> _WHAT YOU SHOULD DO_
Transcribe the records that follow exactly. Skip the pictures.

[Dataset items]
_ _ _ _ _ _ _

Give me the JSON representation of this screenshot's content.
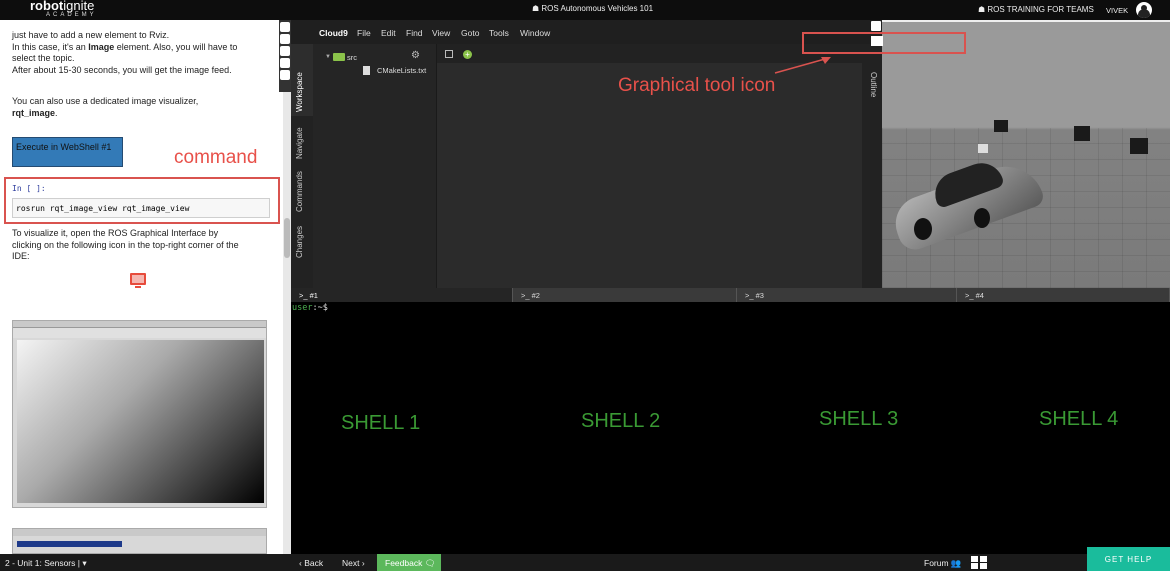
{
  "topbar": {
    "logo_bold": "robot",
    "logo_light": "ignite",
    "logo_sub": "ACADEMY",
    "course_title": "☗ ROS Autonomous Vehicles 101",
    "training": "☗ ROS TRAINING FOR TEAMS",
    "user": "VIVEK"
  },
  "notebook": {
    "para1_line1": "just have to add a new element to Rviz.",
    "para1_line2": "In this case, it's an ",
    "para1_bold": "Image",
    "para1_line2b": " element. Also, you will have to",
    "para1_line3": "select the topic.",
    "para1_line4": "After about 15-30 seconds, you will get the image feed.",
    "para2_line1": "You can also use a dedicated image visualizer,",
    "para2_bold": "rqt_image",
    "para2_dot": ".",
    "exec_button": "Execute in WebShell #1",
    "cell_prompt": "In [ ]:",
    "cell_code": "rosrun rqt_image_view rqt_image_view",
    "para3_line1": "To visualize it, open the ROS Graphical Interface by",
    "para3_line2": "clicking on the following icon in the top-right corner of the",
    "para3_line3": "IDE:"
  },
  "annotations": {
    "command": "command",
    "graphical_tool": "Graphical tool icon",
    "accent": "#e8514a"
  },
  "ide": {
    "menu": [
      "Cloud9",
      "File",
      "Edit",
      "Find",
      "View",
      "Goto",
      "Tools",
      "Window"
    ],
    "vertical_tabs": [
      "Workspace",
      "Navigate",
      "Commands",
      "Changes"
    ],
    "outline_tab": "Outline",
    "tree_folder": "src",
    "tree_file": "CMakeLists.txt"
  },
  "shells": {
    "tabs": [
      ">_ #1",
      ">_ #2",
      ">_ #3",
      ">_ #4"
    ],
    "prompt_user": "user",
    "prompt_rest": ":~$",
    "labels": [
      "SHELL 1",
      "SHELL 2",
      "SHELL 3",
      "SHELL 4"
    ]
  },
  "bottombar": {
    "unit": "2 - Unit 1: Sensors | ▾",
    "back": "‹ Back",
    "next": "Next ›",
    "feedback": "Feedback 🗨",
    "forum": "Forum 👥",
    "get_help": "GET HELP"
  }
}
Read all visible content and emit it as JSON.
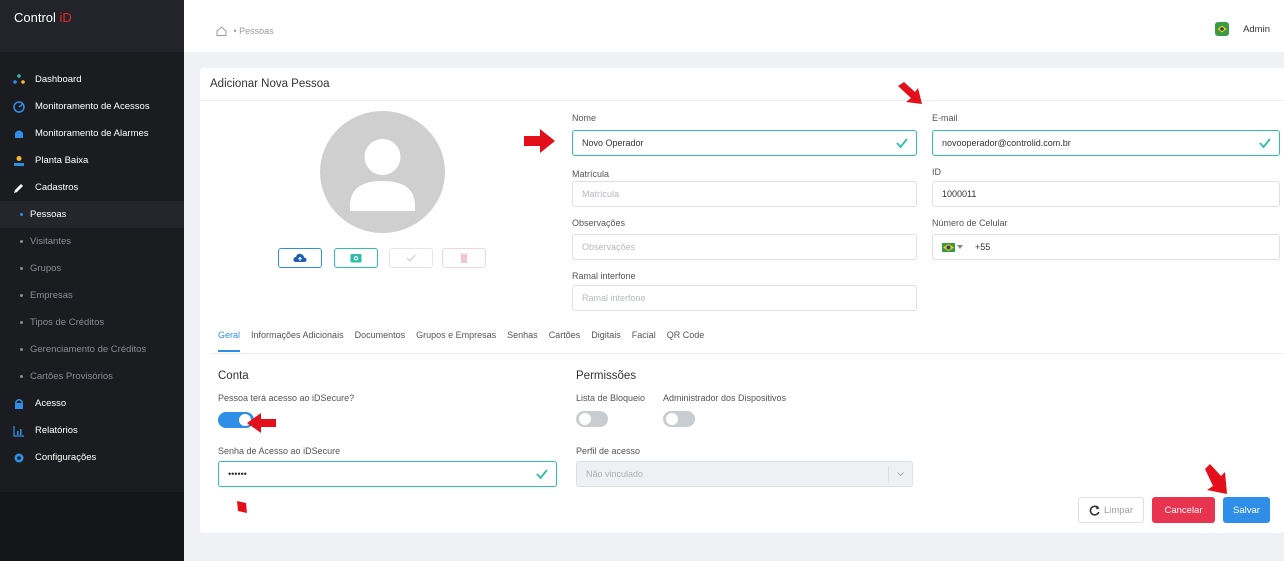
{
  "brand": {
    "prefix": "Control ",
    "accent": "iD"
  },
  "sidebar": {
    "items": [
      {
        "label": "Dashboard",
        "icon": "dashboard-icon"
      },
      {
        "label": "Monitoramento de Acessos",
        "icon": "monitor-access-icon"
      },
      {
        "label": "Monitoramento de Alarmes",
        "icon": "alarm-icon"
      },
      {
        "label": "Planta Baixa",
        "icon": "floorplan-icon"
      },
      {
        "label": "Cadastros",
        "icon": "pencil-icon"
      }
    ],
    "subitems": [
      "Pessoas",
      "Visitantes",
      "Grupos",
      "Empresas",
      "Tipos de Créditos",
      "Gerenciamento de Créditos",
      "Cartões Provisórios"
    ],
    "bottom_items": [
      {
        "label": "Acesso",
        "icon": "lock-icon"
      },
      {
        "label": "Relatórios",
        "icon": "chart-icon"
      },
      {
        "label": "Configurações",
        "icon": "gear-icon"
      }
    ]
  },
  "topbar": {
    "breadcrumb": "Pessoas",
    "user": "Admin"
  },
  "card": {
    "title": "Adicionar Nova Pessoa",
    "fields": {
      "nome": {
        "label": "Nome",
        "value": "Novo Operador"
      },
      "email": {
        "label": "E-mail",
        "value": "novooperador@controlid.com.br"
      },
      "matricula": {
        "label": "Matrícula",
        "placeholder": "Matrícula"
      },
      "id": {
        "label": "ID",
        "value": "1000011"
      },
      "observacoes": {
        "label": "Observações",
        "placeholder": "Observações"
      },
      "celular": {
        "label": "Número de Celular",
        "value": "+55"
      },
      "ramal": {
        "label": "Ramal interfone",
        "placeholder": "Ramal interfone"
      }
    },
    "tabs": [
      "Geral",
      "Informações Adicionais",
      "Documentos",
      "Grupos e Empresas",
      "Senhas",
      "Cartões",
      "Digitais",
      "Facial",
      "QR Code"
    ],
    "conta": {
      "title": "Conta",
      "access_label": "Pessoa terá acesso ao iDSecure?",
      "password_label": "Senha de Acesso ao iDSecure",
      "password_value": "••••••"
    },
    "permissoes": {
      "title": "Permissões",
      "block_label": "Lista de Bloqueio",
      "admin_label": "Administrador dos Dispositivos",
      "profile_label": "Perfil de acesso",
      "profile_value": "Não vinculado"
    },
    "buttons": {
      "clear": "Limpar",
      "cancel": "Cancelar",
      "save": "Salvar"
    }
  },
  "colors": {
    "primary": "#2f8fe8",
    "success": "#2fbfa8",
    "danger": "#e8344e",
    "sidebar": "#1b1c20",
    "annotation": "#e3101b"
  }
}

_ _ _ _ _ _ _

> _COMPLETED EXERCISE_
Give me the JSON representation of this screenshot's content.
{
  "topbar": {
    "logo_bold": "robot",
    "logo_light": "ignite",
    "logo_sub": "ACADEMY",
    "course_title": "☗ ROS Autonomous Vehicles 101",
    "training": "☗ ROS TRAINING FOR TEAMS",
    "user": "VIVEK"
  },
  "notebook": {
    "para1_line1": "just have to add a new element to Rviz.",
    "para1_line2": "In this case, it's an ",
    "para1_bold": "Image",
    "para1_line2b": " element. Also, you will have to",
    "para1_line3": "select the topic.",
    "para1_line4": "After about 15-30 seconds, you will get the image feed.",
    "para2_line1": "You can also use a dedicated image visualizer,",
    "para2_bold": "rqt_image",
    "para2_dot": ".",
    "exec_button": "Execute in WebShell #1",
    "cell_prompt": "In [ ]:",
    "cell_code": "rosrun rqt_image_view rqt_image_view",
    "para3_line1": "To visualize it, open the ROS Graphical Interface by",
    "para3_line2": "clicking on the following icon in the top-right corner of the",
    "para3_line3": "IDE:"
  },
  "annotations": {
    "command": "command",
    "graphical_tool": "Graphical tool icon",
    "accent": "#e8514a"
  },
  "ide": {
    "menu": [
      "Cloud9",
      "File",
      "Edit",
      "Find",
      "View",
      "Goto",
      "Tools",
      "Window"
    ],
    "vertical_tabs": [
      "Workspace",
      "Navigate",
      "Commands",
      "Changes"
    ],
    "outline_tab": "Outline",
    "tree_folder": "src",
    "tree_file": "CMakeLists.txt"
  },
  "shells": {
    "tabs": [
      ">_ #1",
      ">_ #2",
      ">_ #3",
      ">_ #4"
    ],
    "prompt_user": "user",
    "prompt_rest": ":~$",
    "labels": [
      "SHELL 1",
      "SHELL 2",
      "SHELL 3",
      "SHELL 4"
    ]
  },
  "bottombar": {
    "unit": "2 - Unit 1: Sensors | ▾",
    "back": "‹ Back",
    "next": "Next ›",
    "feedback": "Feedback 🗨",
    "forum": "Forum 👥",
    "get_help": "GET HELP"
  }
}
Read all visible content and emit it as JSON.
{
  "brand": {
    "prefix": "Control ",
    "accent": "iD"
  },
  "sidebar": {
    "items": [
      {
        "label": "Dashboard",
        "icon": "dashboard-icon"
      },
      {
        "label": "Monitoramento de Acessos",
        "icon": "monitor-access-icon"
      },
      {
        "label": "Monitoramento de Alarmes",
        "icon": "alarm-icon"
      },
      {
        "label": "Planta Baixa",
        "icon": "floorplan-icon"
      },
      {
        "label": "Cadastros",
        "icon": "pencil-icon"
      }
    ],
    "subitems": [
      "Pessoas",
      "Visitantes",
      "Grupos",
      "Empresas",
      "Tipos de Créditos",
      "Gerenciamento de Créditos",
      "Cartões Provisórios"
    ],
    "bottom_items": [
      {
        "label": "Acesso",
        "icon": "lock-icon"
      },
      {
        "label": "Relatórios",
        "icon": "chart-icon"
      },
      {
        "label": "Configurações",
        "icon": "gear-icon"
      }
    ]
  },
  "topbar": {
    "breadcrumb": "Pessoas",
    "user": "Admin"
  },
  "card": {
    "title": "Adicionar Nova Pessoa",
    "fields": {
      "nome": {
        "label": "Nome",
        "value": "Novo Operador"
      },
      "email": {
        "label": "E-mail",
        "value": "novooperador@controlid.com.br"
      },
      "matricula": {
        "label": "Matrícula",
        "placeholder": "Matrícula"
      },
      "id": {
        "label": "ID",
        "value": "1000011"
      },
      "observacoes": {
        "label": "Observações",
        "placeholder": "Observações"
      },
      "celular": {
        "label": "Número de Celular",
        "value": "+55"
      },
      "ramal": {
        "label": "Ramal interfone",
        "placeholder": "Ramal interfone"
      }
    },
    "tabs": [
      "Geral",
      "Informações Adicionais",
      "Documentos",
      "Grupos e Empresas",
      "Senhas",
      "Cartões",
      "Digitais",
      "Facial",
      "QR Code"
    ],
    "conta": {
      "title": "Conta",
      "access_label": "Pessoa terá acesso ao iDSecure?",
      "password_label": "Senha de Acesso ao iDSecure",
      "password_value": "••••••"
    },
    "permissoes": {
      "title": "Permissões",
      "block_label": "Lista de Bloqueio",
      "admin_label": "Administrador dos Dispositivos",
      "profile_label": "Perfil de acesso",
      "profile_value": "Não vinculado"
    },
    "buttons": {
      "clear": "Limpar",
      "cancel": "Cancelar",
      "save": "Salvar"
    }
  },
  "colors": {
    "primary": "#2f8fe8",
    "success": "#2fbfa8",
    "danger": "#e8344e",
    "sidebar": "#1b1c20",
    "annotation": "#e3101b"
  }
}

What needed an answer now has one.